WORK TO DO: In the listing below, locate the lines that hold "ylabel" and copy them.

MATERIAL SUPPLIED:
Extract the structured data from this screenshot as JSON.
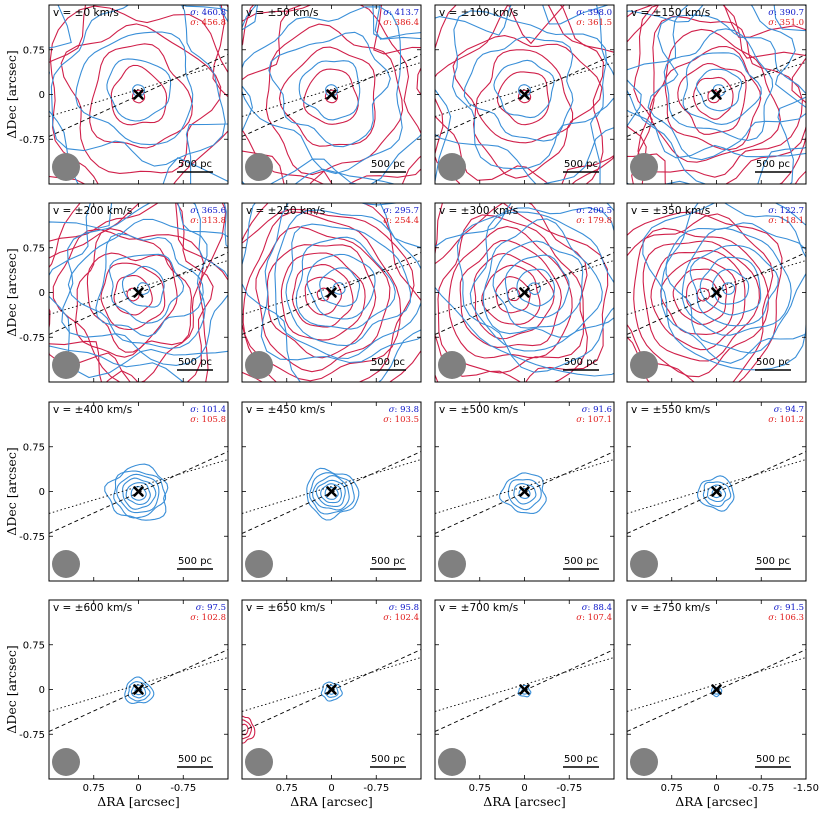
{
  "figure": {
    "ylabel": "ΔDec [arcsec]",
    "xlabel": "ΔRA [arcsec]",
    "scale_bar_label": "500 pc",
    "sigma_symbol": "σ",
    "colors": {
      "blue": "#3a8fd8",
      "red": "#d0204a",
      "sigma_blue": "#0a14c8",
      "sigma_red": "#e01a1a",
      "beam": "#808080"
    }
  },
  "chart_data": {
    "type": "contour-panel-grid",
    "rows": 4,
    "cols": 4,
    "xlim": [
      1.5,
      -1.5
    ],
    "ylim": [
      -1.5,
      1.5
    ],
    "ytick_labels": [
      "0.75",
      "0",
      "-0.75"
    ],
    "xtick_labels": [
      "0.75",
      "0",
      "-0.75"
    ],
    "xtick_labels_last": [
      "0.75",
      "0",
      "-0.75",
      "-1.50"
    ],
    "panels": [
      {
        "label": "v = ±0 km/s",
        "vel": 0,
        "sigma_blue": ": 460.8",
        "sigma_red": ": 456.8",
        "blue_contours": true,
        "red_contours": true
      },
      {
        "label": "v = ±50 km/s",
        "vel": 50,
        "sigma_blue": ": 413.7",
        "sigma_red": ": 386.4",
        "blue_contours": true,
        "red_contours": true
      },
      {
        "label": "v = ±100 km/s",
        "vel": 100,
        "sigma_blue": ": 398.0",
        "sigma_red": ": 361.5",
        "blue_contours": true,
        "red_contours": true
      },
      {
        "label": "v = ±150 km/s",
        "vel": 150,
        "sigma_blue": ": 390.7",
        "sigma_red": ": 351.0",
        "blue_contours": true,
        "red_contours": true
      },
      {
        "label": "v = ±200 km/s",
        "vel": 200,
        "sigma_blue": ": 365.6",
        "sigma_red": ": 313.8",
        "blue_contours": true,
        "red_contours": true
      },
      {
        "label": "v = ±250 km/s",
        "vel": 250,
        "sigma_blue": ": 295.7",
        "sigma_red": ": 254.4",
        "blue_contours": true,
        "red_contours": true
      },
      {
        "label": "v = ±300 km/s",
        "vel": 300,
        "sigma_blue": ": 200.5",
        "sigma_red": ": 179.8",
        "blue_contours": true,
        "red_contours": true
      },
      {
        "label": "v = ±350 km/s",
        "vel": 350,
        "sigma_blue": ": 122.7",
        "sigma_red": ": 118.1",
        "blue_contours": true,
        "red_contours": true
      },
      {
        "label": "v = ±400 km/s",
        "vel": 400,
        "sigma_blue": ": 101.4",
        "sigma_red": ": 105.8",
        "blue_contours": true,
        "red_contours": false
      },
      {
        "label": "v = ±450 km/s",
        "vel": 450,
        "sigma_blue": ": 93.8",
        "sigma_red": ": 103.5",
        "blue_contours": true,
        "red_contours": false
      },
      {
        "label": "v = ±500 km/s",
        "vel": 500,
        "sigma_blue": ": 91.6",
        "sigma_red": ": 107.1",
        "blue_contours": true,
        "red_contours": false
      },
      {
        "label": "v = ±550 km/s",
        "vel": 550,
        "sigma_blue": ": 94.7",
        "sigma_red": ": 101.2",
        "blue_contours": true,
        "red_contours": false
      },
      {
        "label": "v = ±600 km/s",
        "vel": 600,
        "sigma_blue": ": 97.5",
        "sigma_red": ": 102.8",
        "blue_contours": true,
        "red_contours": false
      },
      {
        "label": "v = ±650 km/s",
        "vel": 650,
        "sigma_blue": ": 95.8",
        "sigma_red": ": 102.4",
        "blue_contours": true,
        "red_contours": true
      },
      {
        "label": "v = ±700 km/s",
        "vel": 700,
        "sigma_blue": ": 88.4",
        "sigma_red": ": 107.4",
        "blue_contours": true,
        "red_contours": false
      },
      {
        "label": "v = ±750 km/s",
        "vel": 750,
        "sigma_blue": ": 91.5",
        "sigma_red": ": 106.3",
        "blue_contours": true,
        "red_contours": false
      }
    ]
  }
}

...

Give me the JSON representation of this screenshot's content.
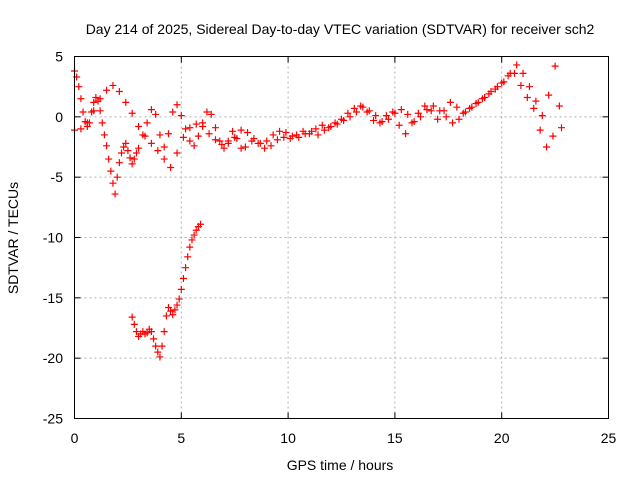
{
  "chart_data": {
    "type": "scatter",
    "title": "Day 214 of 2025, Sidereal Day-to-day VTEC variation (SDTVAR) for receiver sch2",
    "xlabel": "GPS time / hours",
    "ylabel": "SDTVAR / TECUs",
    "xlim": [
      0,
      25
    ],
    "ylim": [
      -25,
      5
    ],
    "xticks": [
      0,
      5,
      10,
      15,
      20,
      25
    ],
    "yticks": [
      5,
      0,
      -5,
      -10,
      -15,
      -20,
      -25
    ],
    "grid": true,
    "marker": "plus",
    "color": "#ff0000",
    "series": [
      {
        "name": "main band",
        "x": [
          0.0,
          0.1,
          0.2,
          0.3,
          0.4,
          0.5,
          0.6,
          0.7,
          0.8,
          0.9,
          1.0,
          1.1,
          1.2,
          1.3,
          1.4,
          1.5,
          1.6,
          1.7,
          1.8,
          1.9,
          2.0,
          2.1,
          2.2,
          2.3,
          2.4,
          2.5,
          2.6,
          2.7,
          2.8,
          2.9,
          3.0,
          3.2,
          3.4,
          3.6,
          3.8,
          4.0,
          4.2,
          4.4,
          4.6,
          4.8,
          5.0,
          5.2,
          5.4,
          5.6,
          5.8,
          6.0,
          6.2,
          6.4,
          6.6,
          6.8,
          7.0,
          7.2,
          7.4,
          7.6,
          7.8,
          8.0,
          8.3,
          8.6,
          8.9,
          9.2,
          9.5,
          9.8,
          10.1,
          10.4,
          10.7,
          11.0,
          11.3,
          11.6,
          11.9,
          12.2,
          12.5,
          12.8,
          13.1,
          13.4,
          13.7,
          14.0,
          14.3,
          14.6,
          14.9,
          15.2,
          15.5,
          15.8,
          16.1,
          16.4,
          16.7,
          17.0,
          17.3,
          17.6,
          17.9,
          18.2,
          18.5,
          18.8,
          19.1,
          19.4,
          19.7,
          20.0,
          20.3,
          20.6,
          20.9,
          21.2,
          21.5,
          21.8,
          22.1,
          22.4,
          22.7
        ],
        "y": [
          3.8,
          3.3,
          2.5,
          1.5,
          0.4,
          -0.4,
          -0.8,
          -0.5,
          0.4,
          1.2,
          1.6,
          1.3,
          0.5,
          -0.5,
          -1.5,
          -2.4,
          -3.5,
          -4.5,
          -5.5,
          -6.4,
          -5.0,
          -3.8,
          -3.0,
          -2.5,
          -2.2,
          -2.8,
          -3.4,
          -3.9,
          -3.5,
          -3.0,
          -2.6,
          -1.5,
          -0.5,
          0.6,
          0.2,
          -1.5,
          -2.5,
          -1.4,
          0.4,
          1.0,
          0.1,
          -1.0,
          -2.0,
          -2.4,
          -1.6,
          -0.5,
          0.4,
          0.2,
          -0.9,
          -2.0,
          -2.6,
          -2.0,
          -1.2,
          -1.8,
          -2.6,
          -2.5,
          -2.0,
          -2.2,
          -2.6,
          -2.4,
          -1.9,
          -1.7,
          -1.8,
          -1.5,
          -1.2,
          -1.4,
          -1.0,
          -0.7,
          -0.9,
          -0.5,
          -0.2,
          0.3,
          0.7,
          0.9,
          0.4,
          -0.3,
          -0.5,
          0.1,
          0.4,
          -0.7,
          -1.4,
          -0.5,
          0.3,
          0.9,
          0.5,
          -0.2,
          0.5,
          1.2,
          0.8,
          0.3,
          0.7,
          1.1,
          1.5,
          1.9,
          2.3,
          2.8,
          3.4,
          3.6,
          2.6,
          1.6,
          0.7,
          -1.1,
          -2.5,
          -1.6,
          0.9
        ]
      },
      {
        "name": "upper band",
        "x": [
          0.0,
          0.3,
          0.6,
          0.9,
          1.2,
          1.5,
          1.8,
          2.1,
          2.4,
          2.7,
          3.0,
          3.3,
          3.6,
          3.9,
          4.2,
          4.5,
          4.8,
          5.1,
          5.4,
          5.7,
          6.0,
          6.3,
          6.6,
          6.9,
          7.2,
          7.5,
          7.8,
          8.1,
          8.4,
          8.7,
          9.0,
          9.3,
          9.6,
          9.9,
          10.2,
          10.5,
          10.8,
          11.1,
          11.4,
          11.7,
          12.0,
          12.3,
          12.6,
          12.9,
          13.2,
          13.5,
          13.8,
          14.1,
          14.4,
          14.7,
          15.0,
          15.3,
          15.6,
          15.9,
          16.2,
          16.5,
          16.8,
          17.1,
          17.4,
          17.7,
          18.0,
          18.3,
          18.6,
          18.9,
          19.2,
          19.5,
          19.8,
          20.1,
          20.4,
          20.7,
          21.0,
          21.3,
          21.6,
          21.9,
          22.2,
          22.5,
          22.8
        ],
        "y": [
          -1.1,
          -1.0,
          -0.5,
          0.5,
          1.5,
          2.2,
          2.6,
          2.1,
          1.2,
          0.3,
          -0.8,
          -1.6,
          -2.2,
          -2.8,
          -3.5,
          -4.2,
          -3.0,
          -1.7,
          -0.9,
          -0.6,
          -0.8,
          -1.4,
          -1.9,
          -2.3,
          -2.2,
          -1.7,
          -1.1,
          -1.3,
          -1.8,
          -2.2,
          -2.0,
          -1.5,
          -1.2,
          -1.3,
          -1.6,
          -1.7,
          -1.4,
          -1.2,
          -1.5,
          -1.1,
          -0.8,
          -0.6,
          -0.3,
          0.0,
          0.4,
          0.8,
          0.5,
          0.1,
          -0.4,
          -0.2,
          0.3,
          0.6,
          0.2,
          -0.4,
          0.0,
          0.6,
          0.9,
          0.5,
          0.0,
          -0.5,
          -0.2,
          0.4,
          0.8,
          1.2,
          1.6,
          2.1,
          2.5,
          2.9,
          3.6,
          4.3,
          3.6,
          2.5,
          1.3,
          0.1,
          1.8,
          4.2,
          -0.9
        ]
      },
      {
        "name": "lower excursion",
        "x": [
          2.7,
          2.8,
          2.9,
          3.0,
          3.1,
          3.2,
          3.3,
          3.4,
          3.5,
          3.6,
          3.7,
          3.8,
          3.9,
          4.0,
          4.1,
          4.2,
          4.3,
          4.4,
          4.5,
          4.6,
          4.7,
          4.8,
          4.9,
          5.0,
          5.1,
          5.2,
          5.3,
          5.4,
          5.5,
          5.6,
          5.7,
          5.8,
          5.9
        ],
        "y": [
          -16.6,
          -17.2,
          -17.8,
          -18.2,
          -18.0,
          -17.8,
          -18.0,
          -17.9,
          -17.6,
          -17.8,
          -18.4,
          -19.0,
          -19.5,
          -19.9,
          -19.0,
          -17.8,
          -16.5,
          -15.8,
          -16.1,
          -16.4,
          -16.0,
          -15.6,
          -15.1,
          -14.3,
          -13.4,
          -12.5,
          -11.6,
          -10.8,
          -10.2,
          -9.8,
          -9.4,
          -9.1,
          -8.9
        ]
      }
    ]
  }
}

SOLUTION FOR THIS PROBLEM:
    "ylabel": "ΔDec [arcsec]",
    "ylabel": "SDTVAR / TECUs",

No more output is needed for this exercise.